Transcribe every entry word for word. Skip the pictures.

START

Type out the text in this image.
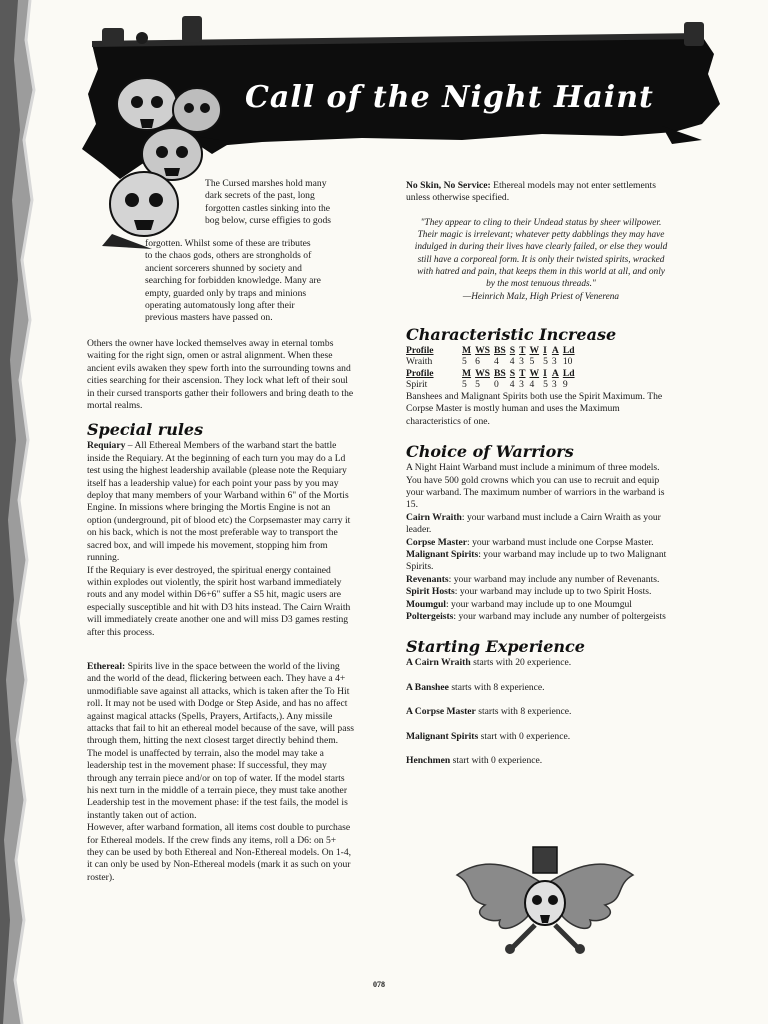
Call of the Night Haint

The Cursed marshes hold many

dark secrets of the past, long

forgotten castles sinking into the

bog below, curse effigies to gods

forgotten. Whilst some of these are tributes

to the chaos gods, others are strongholds of

ancient sorcerers shunned by society and

searching for forbidden knowledge. Many are

empty, guarded only by traps and minions

operating automatously long after their

previous masters have passed on.

Others the owner have locked themselves away in eternal tombs waiting for the right sign, omen or astral alignment. When these ancient evils awaken they spew forth into the surrounding towns and cities searching for their ascension. They lock what left of their soul in their cursed transports gather their followers and bring death to the mortal realms.

Special rules

Requiary – All Ethereal Members of the warband start the battle inside the Requiary. At the beginning of each turn you may do a Ld test using the highest leadership available (please note the Requiary itself has a leadership value) for each point your pass by you may deploy that many members of your Warband within 6" of the Mortis Engine. In missions where bringing the Mortis Engine is not an option (underground, pit of blood etc) the Corpsemaster may carry it on his back, which is not the most preferable way to transport the sacred box, and will impede his movement, stopping him from running.

If the Requiary is ever destroyed, the spiritual energy contained within explodes out violently, the spirit host warband immediately routs and any model within D6+6" suffer a S5 hit, magic users are especially susceptible and hit with D3 hits instead. The Cairn Wraith will immediately create another one and will miss D3 games resting after this process.

Ethereal: Spirits live in the space between the world of the living and the world of the dead, flickering between each. They have a 4+ unmodifiable save against all attacks, which is taken after the To Hit roll. It may not be used with Dodge or Step Aside, and has no affect against magical attacks (Spells, Prayers, Artifacts,). Any missile attacks that fail to hit an ethereal model because of the save, will pass through them, hitting the next closest target directly behind them.

The model is unaffected by terrain, also the model may take a leadership test in the movement phase: If successful, they may through any terrain piece and/or on top of water. If the model starts his next turn in the middle of a terrain piece, they must take another Leadership test in the movement phase: if the test fails, the model is instantly taken out of action.

However, after warband formation, all items cost double to purchase for Ethereal models. If the crew finds any items, roll a D6: on 5+ they can be used by both Ethereal and Non-Ethereal models. On 1-4, it can only be used by Non-Ethereal models (mark it as such on your roster).

No Skin, No Service: Ethereal models may not enter settlements unless otherwise specified.

"They appear to cling to their Undead status by sheer willpower. Their magic is irrelevant; whatever petty dabblings they may have indulged in during their lives have clearly failed, or else they would still have a corporeal form. It is only their twisted spirits, wracked with hatred and pain, that keeps them in this world at all, and only by the most tenuous threads."

—Heinrich Malz, High Priest of Venerena

Characteristic Increase
Profile	M	WS	BS	S	T	W	I	A	Ld
Wraith	5	6	4	4	3	5	5	3	10
Profile	M	WS	BS	S	T	W	I	A	Ld
Spirit	5	5	0	4	3	4	5	3	9

Banshees and Malignant Spirits both use the Spirit Maximum. The Corpse Master is mostly human and uses the Maximum characteristics of one.

Choice of Warriors

A Night Haint Warband must include a minimum of three models. You have 500 gold crowns which you can use to recruit and equip your warband. The maximum number of warriors in the warband is 15.

Cairn Wraith: your warband must include a Cairn Wraith as your leader.

Corpse Master: your warband must include one Corpse Master.

Malignant Spirits: your warband may include up to two Malignant Spirits.

Revenants: your warband may include any number of Revenants.

Spirit Hosts: your warband may include up to two Spirit Hosts.

Moumgul: your warband may include up to one Moumgul

Poltergeists: your warband may include any number of poltergeists

Starting Experience

A Cairn Wraith starts with 20 experience.

A Banshee starts with 8 experience.

A Corpse Master starts with 8 experience.

Malignant Spirits start with 0 experience.

Henchmen start with 0 experience.

078
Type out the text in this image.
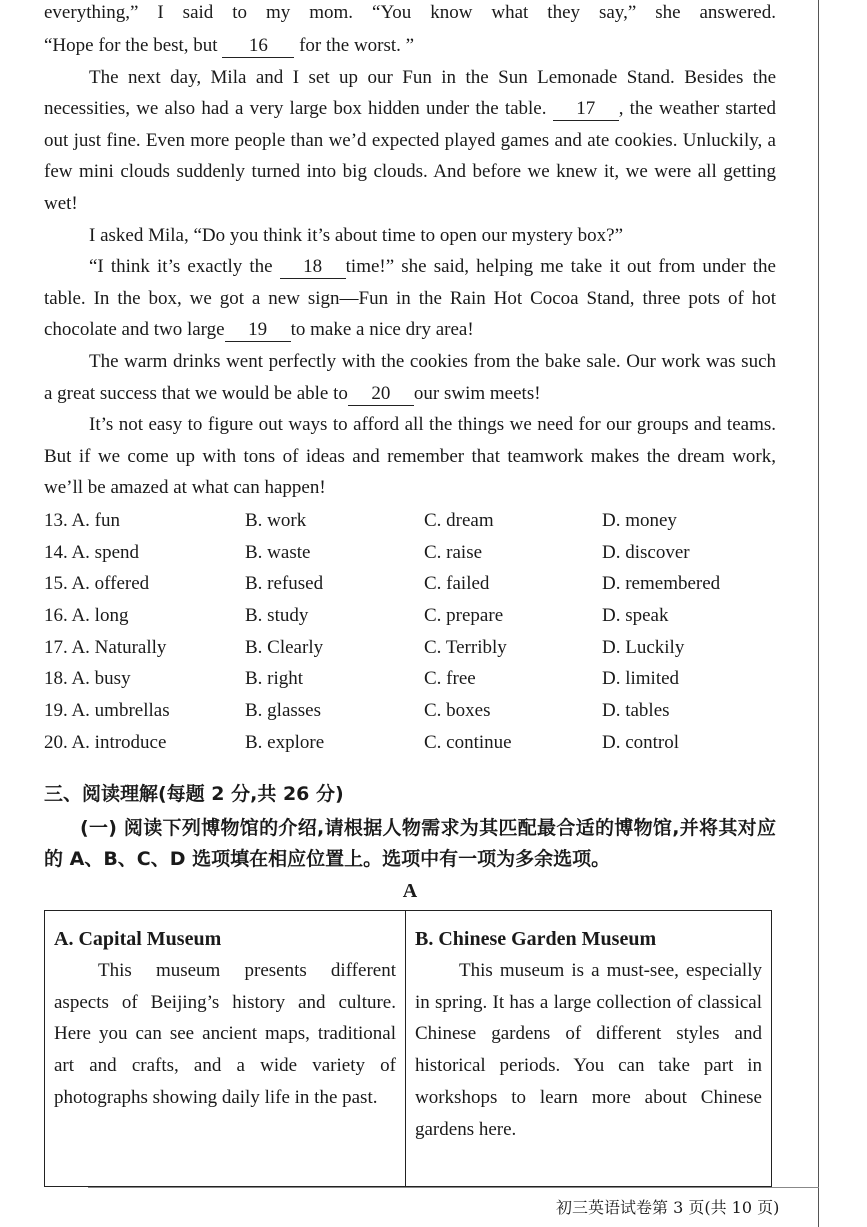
everything,” I said to my mom. “You know what they say,” she answered.

“Hope for the best, but 16 for the worst. ”

The next day, Mila and I set up our Fun in the Sun Lemonade Stand. Besides the necessities, we also had a very large box hidden under the table. 17 , the weather started out just fine. Even more people than we’d expected played games and ate cookies. Unluckily, a few mini clouds suddenly turned into big clouds. And before we knew it, we were all getting wet!

I asked Mila, “Do you think it’s about time to open our mystery box?”

“I think it’s exactly the 18 time!” she said, helping me take it out from under the table. In the box, we got a new sign—Fun in the Rain Hot Cocoa Stand, three pots of hot chocolate and two large 19 to make a nice dry area!

The warm drinks went perfectly with the cookies from the bake sale. Our work was such a great success that we would be able to 20 our swim meets!

It’s not easy to figure out ways to afford all the things we need for our groups and teams. But if we come up with tons of ideas and remember that teamwork makes the dream work, we’ll be amazed at what can happen!

13. A. fun	B. work	C. dream	D. money
14. A. spend	B. waste	C. raise	D. discover
15. A. offered	B. refused	C. failed	D. remembered
16. A. long	B. study	C. prepare	D. speak
17. A. Naturally	B. Clearly	C. Terribly	D. Luckily
18. A. busy	B. right	C. free	D. limited
19. A. umbrellas	B. glasses	C. boxes	D. tables
20. A. introduce	B. explore	C. continue	D. control
三、阅读理解(每题 2 分,共 26 分)
(一) 阅读下列博物馆的介绍,请根据人物需求为其匹配最合适的博物馆,并将其对应的 A、B、C、D 选项填在相应位置上。选项中有一项为多余选项。
A
A. Capital Museum

This museum presents different aspects of Beijing’s history and culture. Here you can see ancient maps, traditional art and crafts, and a wide variety of photographs showing daily life in the past.

B. Chinese Garden Museum

This museum is a must-see, especially in spring. It has a large collection of classical Chinese gardens of different styles and historical periods. You can take part in workshops to learn more about Chinese gardens here.

初三英语试卷第 3 页(共 10 页)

END

→ **WRITTEN SOLUTION**:
Type out the text in this image.
Call of the Night Haint

The Cursed marshes hold many

dark secrets of the past, long

forgotten castles sinking into the

bog below, curse effigies to gods

forgotten. Whilst some of these are tributes

to the chaos gods, others are strongholds of

ancient sorcerers shunned by society and

searching for forbidden knowledge. Many are

empty, guarded only by traps and minions

operating automatously long after their

previous masters have passed on.

Others the owner have locked themselves away in eternal tombs waiting for the right sign, omen or astral alignment. When these ancient evils awaken they spew forth into the surrounding towns and cities searching for their ascension. They lock what left of their soul in their cursed transports gather their followers and bring death to the mortal realms.

Special rules

Requiary – All Ethereal Members of the warband start the battle inside the Requiary. At the beginning of each turn you may do a Ld test using the highest leadership available (please note the Requiary itself has a leadership value) for each point your pass by you may deploy that many members of your Warband within 6" of the Mortis Engine. In missions where bringing the Mortis Engine is not an option (underground, pit of blood etc) the Corpsemaster may carry it on his back, which is not the most preferable way to transport the sacred box, and will impede his movement, stopping him from running.

If the Requiary is ever destroyed, the spiritual energy contained within explodes out violently, the spirit host warband immediately routs and any model within D6+6" suffer a S5 hit, magic users are especially susceptible and hit with D3 hits instead. The Cairn Wraith will immediately create another one and will miss D3 games resting after this process.

Ethereal: Spirits live in the space between the world of the living and the world of the dead, flickering between each. They have a 4+ unmodifiable save against all attacks, which is taken after the To Hit roll. It may not be used with Dodge or Step Aside, and has no affect against magical attacks (Spells, Prayers, Artifacts,). Any missile attacks that fail to hit an ethereal model because of the save, will pass through them, hitting the next closest target directly behind them.

The model is unaffected by terrain, also the model may take a leadership test in the movement phase: If successful, they may through any terrain piece and/or on top of water. If the model starts his next turn in the middle of a terrain piece, they must take another Leadership test in the movement phase: if the test fails, the model is instantly taken out of action.

However, after warband formation, all items cost double to purchase for Ethereal models. If the crew finds any items, roll a D6: on 5+ they can be used by both Ethereal and Non-Ethereal models. On 1-4, it can only be used by Non-Ethereal models (mark it as such on your roster).

No Skin, No Service: Ethereal models may not enter settlements unless otherwise specified.

"They appear to cling to their Undead status by sheer willpower. Their magic is irrelevant; whatever petty dabblings they may have indulged in during their lives have clearly failed, or else they would still have a corporeal form. It is only their twisted spirits, wracked with hatred and pain, that keeps them in this world at all, and only by the most tenuous threads."

—Heinrich Malz, High Priest of Venerena

Characteristic Increase
Profile	M	WS	BS	S	T	W	I	A	Ld
Wraith	5	6	4	4	3	5	5	3	10
Profile	M	WS	BS	S	T	W	I	A	Ld
Spirit	5	5	0	4	3	4	5	3	9

Banshees and Malignant Spirits both use the Spirit Maximum. The Corpse Master is mostly human and uses the Maximum characteristics of one.

Choice of Warriors

A Night Haint Warband must include a minimum of three models. You have 500 gold crowns which you can use to recruit and equip your warband. The maximum number of warriors in the warband is 15.

Cairn Wraith: your warband must include a Cairn Wraith as your leader.

Corpse Master: your warband must include one Corpse Master.

Malignant Spirits: your warband may include up to two Malignant Spirits.

Revenants: your warband may include any number of Revenants.

Spirit Hosts: your warband may include up to two Spirit Hosts.

Moumgul: your warband may include up to one Moumgul

Poltergeists: your warband may include any number of poltergeists

Starting Experience

A Cairn Wraith starts with 20 experience.

A Banshee starts with 8 experience.

A Corpse Master starts with 8 experience.

Malignant Spirits start with 0 experience.

Henchmen start with 0 experience.

078
Type out the text in this image.
everything,” I said to my mom. “You know what they say,” she answered.

“Hope for the best, but 16 for the worst. ”

The next day, Mila and I set up our Fun in the Sun Lemonade Stand. Besides the necessities, we also had a very large box hidden under the table. 17 , the weather started out just fine. Even more people than we’d expected played games and ate cookies. Unluckily, a few mini clouds suddenly turned into big clouds. And before we knew it, we were all getting wet!

I asked Mila, “Do you think it’s about time to open our mystery box?”

“I think it’s exactly the 18 time!” she said, helping me take it out from under the table. In the box, we got a new sign—Fun in the Rain Hot Cocoa Stand, three pots of hot chocolate and two large 19 to make a nice dry area!

The warm drinks went perfectly with the cookies from the bake sale. Our work was such a great success that we would be able to 20 our swim meets!

It’s not easy to figure out ways to afford all the things we need for our groups and teams. But if we come up with tons of ideas and remember that teamwork makes the dream work, we’ll be amazed at what can happen!

13. A. fun	B. work	C. dream	D. money
14. A. spend	B. waste	C. raise	D. discover
15. A. offered	B. refused	C. failed	D. remembered
16. A. long	B. study	C. prepare	D. speak
17. A. Naturally	B. Clearly	C. Terribly	D. Luckily
18. A. busy	B. right	C. free	D. limited
19. A. umbrellas	B. glasses	C. boxes	D. tables
20. A. introduce	B. explore	C. continue	D. control
三、阅读理解(每题 2 分,共 26 分)
(一) 阅读下列博物馆的介绍,请根据人物需求为其匹配最合适的博物馆,并将其对应的 A、B、C、D 选项填在相应位置上。选项中有一项为多余选项。
A
A. Capital Museum

This museum presents different aspects of Beijing’s history and culture. Here you can see ancient maps, traditional art and crafts, and a wide variety of photographs showing daily life in the past.

B. Chinese Garden Museum

This museum is a must-see, especially in spring. It has a large collection of classical Chinese gardens of different styles and historical periods. You can take part in workshops to learn more about Chinese gardens here.

初三英语试卷第 3 页(共 10 页)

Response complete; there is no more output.